◆ Directions: Each line that holds the word "data" counts once; report how many lines do so and nothing else.

◆ Task input:
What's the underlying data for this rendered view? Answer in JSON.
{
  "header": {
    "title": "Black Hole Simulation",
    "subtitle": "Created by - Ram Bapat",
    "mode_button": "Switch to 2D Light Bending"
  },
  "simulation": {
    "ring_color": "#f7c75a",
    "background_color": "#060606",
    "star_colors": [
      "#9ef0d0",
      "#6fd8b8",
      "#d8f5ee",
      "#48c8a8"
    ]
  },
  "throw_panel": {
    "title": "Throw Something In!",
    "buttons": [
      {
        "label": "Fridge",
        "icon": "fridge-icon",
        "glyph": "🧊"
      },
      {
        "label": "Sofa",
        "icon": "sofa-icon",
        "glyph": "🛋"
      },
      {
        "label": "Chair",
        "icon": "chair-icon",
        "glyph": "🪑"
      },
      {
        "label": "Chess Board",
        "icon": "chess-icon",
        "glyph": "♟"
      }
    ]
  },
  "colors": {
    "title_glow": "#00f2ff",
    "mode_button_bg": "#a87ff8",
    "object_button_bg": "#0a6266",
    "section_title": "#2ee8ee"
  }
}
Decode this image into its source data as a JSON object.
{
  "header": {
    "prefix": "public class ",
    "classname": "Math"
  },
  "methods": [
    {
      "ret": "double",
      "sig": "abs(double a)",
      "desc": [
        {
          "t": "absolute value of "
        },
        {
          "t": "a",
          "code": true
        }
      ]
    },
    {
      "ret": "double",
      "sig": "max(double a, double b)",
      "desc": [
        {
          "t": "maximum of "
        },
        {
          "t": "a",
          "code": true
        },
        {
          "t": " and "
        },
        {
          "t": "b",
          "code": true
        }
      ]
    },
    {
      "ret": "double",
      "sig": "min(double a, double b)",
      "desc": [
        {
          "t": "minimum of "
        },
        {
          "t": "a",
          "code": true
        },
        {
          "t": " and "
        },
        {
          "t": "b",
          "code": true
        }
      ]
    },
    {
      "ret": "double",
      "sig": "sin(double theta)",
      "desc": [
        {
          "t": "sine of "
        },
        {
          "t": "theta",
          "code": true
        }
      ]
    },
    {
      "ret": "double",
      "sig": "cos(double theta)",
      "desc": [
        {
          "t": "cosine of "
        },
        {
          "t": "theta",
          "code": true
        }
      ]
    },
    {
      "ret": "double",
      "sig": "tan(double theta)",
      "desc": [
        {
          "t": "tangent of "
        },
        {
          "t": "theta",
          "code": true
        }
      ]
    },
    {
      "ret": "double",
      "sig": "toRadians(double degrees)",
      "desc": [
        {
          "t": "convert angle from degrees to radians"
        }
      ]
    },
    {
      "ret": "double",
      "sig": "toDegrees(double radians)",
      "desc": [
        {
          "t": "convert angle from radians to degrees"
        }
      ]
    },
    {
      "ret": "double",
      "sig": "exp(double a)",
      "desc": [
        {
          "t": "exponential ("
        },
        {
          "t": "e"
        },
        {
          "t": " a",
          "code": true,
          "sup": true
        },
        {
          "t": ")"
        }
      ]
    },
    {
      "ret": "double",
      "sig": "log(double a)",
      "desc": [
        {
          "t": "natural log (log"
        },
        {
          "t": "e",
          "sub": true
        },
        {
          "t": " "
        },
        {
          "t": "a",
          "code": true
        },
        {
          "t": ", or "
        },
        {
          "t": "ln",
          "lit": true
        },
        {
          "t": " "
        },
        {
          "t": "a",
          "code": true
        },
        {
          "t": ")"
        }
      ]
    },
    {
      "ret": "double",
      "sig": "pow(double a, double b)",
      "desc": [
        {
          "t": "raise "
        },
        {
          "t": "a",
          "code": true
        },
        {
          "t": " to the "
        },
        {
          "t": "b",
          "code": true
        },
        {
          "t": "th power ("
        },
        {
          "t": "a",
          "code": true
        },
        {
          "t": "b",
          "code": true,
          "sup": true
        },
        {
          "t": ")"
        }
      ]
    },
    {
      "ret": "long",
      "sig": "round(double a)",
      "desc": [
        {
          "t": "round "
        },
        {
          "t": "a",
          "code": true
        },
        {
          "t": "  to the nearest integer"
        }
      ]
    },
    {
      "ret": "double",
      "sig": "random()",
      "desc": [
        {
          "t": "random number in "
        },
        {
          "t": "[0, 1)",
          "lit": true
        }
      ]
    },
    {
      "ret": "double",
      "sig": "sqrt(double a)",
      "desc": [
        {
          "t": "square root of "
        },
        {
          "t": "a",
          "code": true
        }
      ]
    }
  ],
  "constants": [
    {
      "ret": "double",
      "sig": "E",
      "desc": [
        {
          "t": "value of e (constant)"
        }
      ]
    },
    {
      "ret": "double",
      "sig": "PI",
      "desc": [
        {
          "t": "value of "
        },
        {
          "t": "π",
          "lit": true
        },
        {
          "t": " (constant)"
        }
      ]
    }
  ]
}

◆ The response: 2